(Description of the task) Any pictures in the records below should be skipped; write out everything else exactly.

* Begin Extracted records *

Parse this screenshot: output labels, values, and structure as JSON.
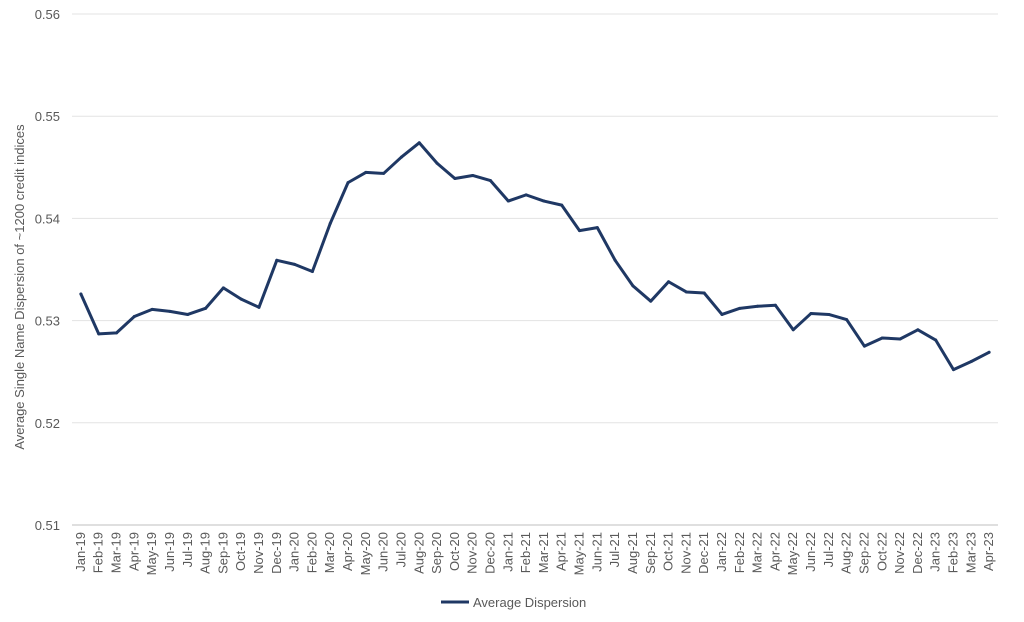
{
  "chart_data": {
    "type": "line",
    "title": "",
    "xlabel": "",
    "ylabel": "Average Single Name Dispersion of ~1200 credit indices",
    "ylim": [
      0.51,
      0.56
    ],
    "yticks": [
      "0.51",
      "0.52",
      "0.53",
      "0.54",
      "0.55",
      "0.56"
    ],
    "grid": "horizontal",
    "legend_position": "bottom",
    "categories": [
      "Jan-19",
      "Feb-19",
      "Mar-19",
      "Apr-19",
      "May-19",
      "Jun-19",
      "Jul-19",
      "Aug-19",
      "Sep-19",
      "Oct-19",
      "Nov-19",
      "Dec-19",
      "Jan-20",
      "Feb-20",
      "Mar-20",
      "Apr-20",
      "May-20",
      "Jun-20",
      "Jul-20",
      "Aug-20",
      "Sep-20",
      "Oct-20",
      "Nov-20",
      "Dec-20",
      "Jan-21",
      "Feb-21",
      "Mar-21",
      "Apr-21",
      "May-21",
      "Jun-21",
      "Jul-21",
      "Aug-21",
      "Sep-21",
      "Oct-21",
      "Nov-21",
      "Dec-21",
      "Jan-22",
      "Feb-22",
      "Mar-22",
      "Apr-22",
      "May-22",
      "Jun-22",
      "Jul-22",
      "Aug-22",
      "Sep-22",
      "Oct-22",
      "Nov-22",
      "Dec-22",
      "Jan-23",
      "Feb-23",
      "Mar-23",
      "Apr-23"
    ],
    "series": [
      {
        "name": "Average Dispersion",
        "color": "#1f3864",
        "values": [
          0.5326,
          0.5287,
          0.5288,
          0.5304,
          0.5311,
          0.5309,
          0.5306,
          0.5312,
          0.5332,
          0.5321,
          0.5313,
          0.5359,
          0.5355,
          0.5348,
          0.5395,
          0.5435,
          0.5445,
          0.5444,
          0.546,
          0.5474,
          0.5454,
          0.5439,
          0.5442,
          0.5437,
          0.5417,
          0.5423,
          0.5417,
          0.5413,
          0.5388,
          0.5391,
          0.5359,
          0.5334,
          0.5319,
          0.5338,
          0.5328,
          0.5327,
          0.5306,
          0.5312,
          0.5314,
          0.5315,
          0.5291,
          0.5307,
          0.5306,
          0.5301,
          0.5275,
          0.5283,
          0.5282,
          0.5291,
          0.5281,
          0.5252,
          0.526,
          0.5269
        ]
      }
    ]
  }
}
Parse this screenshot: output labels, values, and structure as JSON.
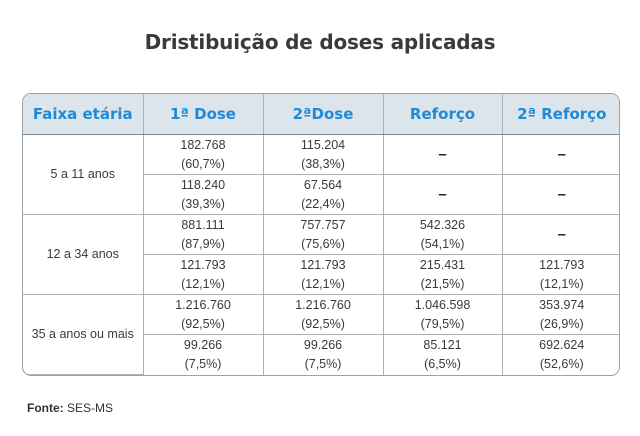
{
  "title": "Dristibuição de doses aplicadas",
  "table": {
    "headers": [
      "Faixa etária",
      "1ª Dose",
      "2ªDose",
      "Reforço",
      "2ª Reforço"
    ],
    "groups": [
      {
        "label": "5 a 11 anos",
        "rows": [
          [
            {
              "v": "182.768",
              "p": "(60,7%)"
            },
            {
              "v": "115.204",
              "p": "(38,3%)"
            },
            {
              "dash": "–"
            },
            {
              "dash": "–"
            }
          ],
          [
            {
              "v": "118.240",
              "p": "(39,3%)"
            },
            {
              "v": "67.564",
              "p": "(22,4%)"
            },
            {
              "dash": "–"
            },
            {
              "dash": "–"
            }
          ]
        ]
      },
      {
        "label": "12 a 34 anos",
        "rows": [
          [
            {
              "v": "881.111",
              "p": "(87,9%)"
            },
            {
              "v": "757.757",
              "p": "(75,6%)"
            },
            {
              "v": "542.326",
              "p": "(54,1%)"
            },
            {
              "dash": "–"
            }
          ],
          [
            {
              "v": "121.793",
              "p": "(12,1%)"
            },
            {
              "v": "121.793",
              "p": "(12,1%)"
            },
            {
              "v": "215.431",
              "p": "(21,5%)"
            },
            {
              "v": "121.793",
              "p": "(12,1%)"
            }
          ]
        ]
      },
      {
        "label": "35 a anos ou mais",
        "rows": [
          [
            {
              "v": "1.216.760",
              "p": "(92,5%)"
            },
            {
              "v": "1.216.760",
              "p": "(92,5%)"
            },
            {
              "v": "1.046.598",
              "p": "(79,5%)"
            },
            {
              "v": "353.974",
              "p": "(26,9%)"
            }
          ],
          [
            {
              "v": "99.266",
              "p": "(7,5%)"
            },
            {
              "v": "99.266",
              "p": "(7,5%)"
            },
            {
              "v": "85.121",
              "p": "(6,5%)"
            },
            {
              "v": "692.624",
              "p": "(52,6%)"
            }
          ]
        ]
      }
    ]
  },
  "source": {
    "label": "Fonte:",
    "text": "SES-MS"
  },
  "colors": {
    "header_bg": "#dce4ec",
    "header_text": "#1f8ad6"
  }
}
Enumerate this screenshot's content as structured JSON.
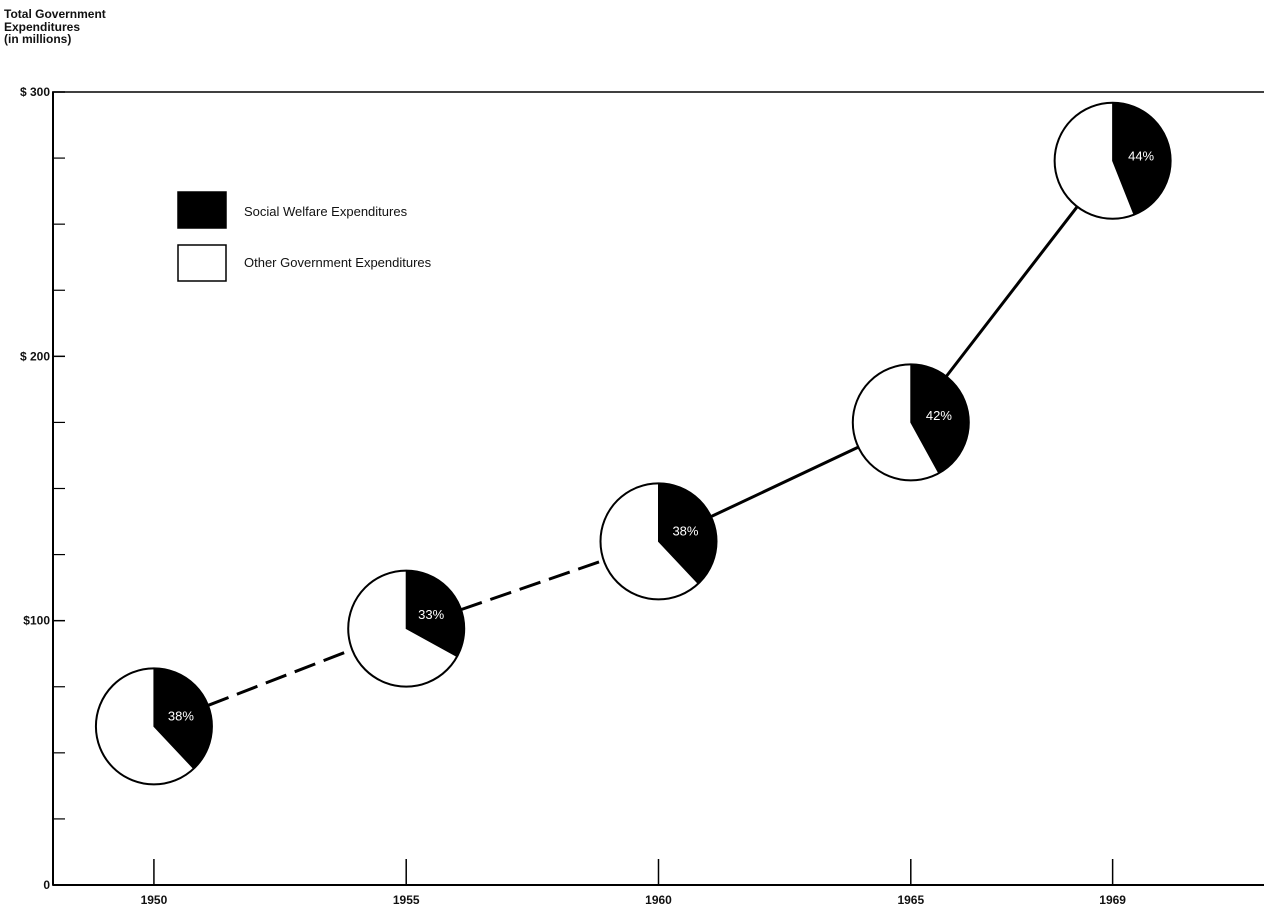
{
  "chart_data": {
    "type": "line",
    "ylabel_lines": [
      "Total Government",
      "Expenditures",
      "(in millions)"
    ],
    "x": [
      "1950",
      "1955",
      "1960",
      "1965",
      "1969"
    ],
    "x_numeric": [
      1950,
      1955,
      1960,
      1965,
      1969
    ],
    "xlim": [
      1948,
      1972
    ],
    "ylim": [
      0,
      300
    ],
    "yticks": [
      {
        "value": 0,
        "label": "0"
      },
      {
        "value": 100,
        "label": "$100"
      },
      {
        "value": 200,
        "label": "$ 200"
      },
      {
        "value": 300,
        "label": "$ 300"
      }
    ],
    "yminor": [
      25,
      50,
      75,
      125,
      150,
      175,
      225,
      250,
      275
    ],
    "series": [
      {
        "values": [
          60,
          97,
          130,
          175,
          274
        ],
        "social_welfare_share_percent": [
          38,
          33,
          38,
          42,
          44
        ],
        "share_labels": [
          "38%",
          "33%",
          "38%",
          "42%",
          "44%"
        ]
      }
    ],
    "segment_styles": [
      "dashed",
      "dashed",
      "solid",
      "solid"
    ],
    "legend": [
      {
        "label": "Social Welfare Expenditures",
        "color": "#000000"
      },
      {
        "label": "Other Government Expenditures",
        "color": "#ffffff"
      }
    ],
    "legend_position": "top-left",
    "grid": false
  }
}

* End Extracted records *

(Complete response)
Parse this screenshot: output labels, values, and structure as JSON.
{
  "chart_data": {
    "type": "line",
    "title": "",
    "xlabel": "",
    "ylabel": "Average Single Name Dispersion of ~1200 credit indices",
    "ylim": [
      0.51,
      0.56
    ],
    "yticks": [
      "0.51",
      "0.52",
      "0.53",
      "0.54",
      "0.55",
      "0.56"
    ],
    "grid": "horizontal",
    "legend_position": "bottom",
    "categories": [
      "Jan-19",
      "Feb-19",
      "Mar-19",
      "Apr-19",
      "May-19",
      "Jun-19",
      "Jul-19",
      "Aug-19",
      "Sep-19",
      "Oct-19",
      "Nov-19",
      "Dec-19",
      "Jan-20",
      "Feb-20",
      "Mar-20",
      "Apr-20",
      "May-20",
      "Jun-20",
      "Jul-20",
      "Aug-20",
      "Sep-20",
      "Oct-20",
      "Nov-20",
      "Dec-20",
      "Jan-21",
      "Feb-21",
      "Mar-21",
      "Apr-21",
      "May-21",
      "Jun-21",
      "Jul-21",
      "Aug-21",
      "Sep-21",
      "Oct-21",
      "Nov-21",
      "Dec-21",
      "Jan-22",
      "Feb-22",
      "Mar-22",
      "Apr-22",
      "May-22",
      "Jun-22",
      "Jul-22",
      "Aug-22",
      "Sep-22",
      "Oct-22",
      "Nov-22",
      "Dec-22",
      "Jan-23",
      "Feb-23",
      "Mar-23",
      "Apr-23"
    ],
    "series": [
      {
        "name": "Average Dispersion",
        "color": "#1f3864",
        "values": [
          0.5326,
          0.5287,
          0.5288,
          0.5304,
          0.5311,
          0.5309,
          0.5306,
          0.5312,
          0.5332,
          0.5321,
          0.5313,
          0.5359,
          0.5355,
          0.5348,
          0.5395,
          0.5435,
          0.5445,
          0.5444,
          0.546,
          0.5474,
          0.5454,
          0.5439,
          0.5442,
          0.5437,
          0.5417,
          0.5423,
          0.5417,
          0.5413,
          0.5388,
          0.5391,
          0.5359,
          0.5334,
          0.5319,
          0.5338,
          0.5328,
          0.5327,
          0.5306,
          0.5312,
          0.5314,
          0.5315,
          0.5291,
          0.5307,
          0.5306,
          0.5301,
          0.5275,
          0.5283,
          0.5282,
          0.5291,
          0.5281,
          0.5252,
          0.526,
          0.5269
        ]
      }
    ]
  }
}
Parse this screenshot: output labels, values, and structure as JSON.
{
  "title": "Dristibuição de doses aplicadas",
  "table": {
    "headers": [
      "Faixa etária",
      "1ª Dose",
      "2ªDose",
      "Reforço",
      "2ª Reforço"
    ],
    "groups": [
      {
        "label": "5 a 11 anos",
        "rows": [
          [
            {
              "v": "182.768",
              "p": "(60,7%)"
            },
            {
              "v": "115.204",
              "p": "(38,3%)"
            },
            {
              "dash": "–"
            },
            {
              "dash": "–"
            }
          ],
          [
            {
              "v": "118.240",
              "p": "(39,3%)"
            },
            {
              "v": "67.564",
              "p": "(22,4%)"
            },
            {
              "dash": "–"
            },
            {
              "dash": "–"
            }
          ]
        ]
      },
      {
        "label": "12 a 34 anos",
        "rows": [
          [
            {
              "v": "881.111",
              "p": "(87,9%)"
            },
            {
              "v": "757.757",
              "p": "(75,6%)"
            },
            {
              "v": "542.326",
              "p": "(54,1%)"
            },
            {
              "dash": "–"
            }
          ],
          [
            {
              "v": "121.793",
              "p": "(12,1%)"
            },
            {
              "v": "121.793",
              "p": "(12,1%)"
            },
            {
              "v": "215.431",
              "p": "(21,5%)"
            },
            {
              "v": "121.793",
              "p": "(12,1%)"
            }
          ]
        ]
      },
      {
        "label": "35 a anos ou mais",
        "rows": [
          [
            {
              "v": "1.216.760",
              "p": "(92,5%)"
            },
            {
              "v": "1.216.760",
              "p": "(92,5%)"
            },
            {
              "v": "1.046.598",
              "p": "(79,5%)"
            },
            {
              "v": "353.974",
              "p": "(26,9%)"
            }
          ],
          [
            {
              "v": "99.266",
              "p": "(7,5%)"
            },
            {
              "v": "99.266",
              "p": "(7,5%)"
            },
            {
              "v": "85.121",
              "p": "(6,5%)"
            },
            {
              "v": "692.624",
              "p": "(52,6%)"
            }
          ]
        ]
      }
    ]
  },
  "source": {
    "label": "Fonte:",
    "text": "SES-MS"
  },
  "colors": {
    "header_bg": "#dce4ec",
    "header_text": "#1f8ad6"
  }
}
Enumerate this screenshot's content as structured JSON.
{
  "chart_data": {
    "type": "line",
    "ylabel_lines": [
      "Total Government",
      "Expenditures",
      "(in millions)"
    ],
    "x": [
      "1950",
      "1955",
      "1960",
      "1965",
      "1969"
    ],
    "x_numeric": [
      1950,
      1955,
      1960,
      1965,
      1969
    ],
    "xlim": [
      1948,
      1972
    ],
    "ylim": [
      0,
      300
    ],
    "yticks": [
      {
        "value": 0,
        "label": "0"
      },
      {
        "value": 100,
        "label": "$100"
      },
      {
        "value": 200,
        "label": "$ 200"
      },
      {
        "value": 300,
        "label": "$ 300"
      }
    ],
    "yminor": [
      25,
      50,
      75,
      125,
      150,
      175,
      225,
      250,
      275
    ],
    "series": [
      {
        "values": [
          60,
          97,
          130,
          175,
          274
        ],
        "social_welfare_share_percent": [
          38,
          33,
          38,
          42,
          44
        ],
        "share_labels": [
          "38%",
          "33%",
          "38%",
          "42%",
          "44%"
        ]
      }
    ],
    "segment_styles": [
      "dashed",
      "dashed",
      "solid",
      "solid"
    ],
    "legend": [
      {
        "label": "Social Welfare Expenditures",
        "color": "#000000"
      },
      {
        "label": "Other Government Expenditures",
        "color": "#ffffff"
      }
    ],
    "legend_position": "top-left",
    "grid": false
  }
}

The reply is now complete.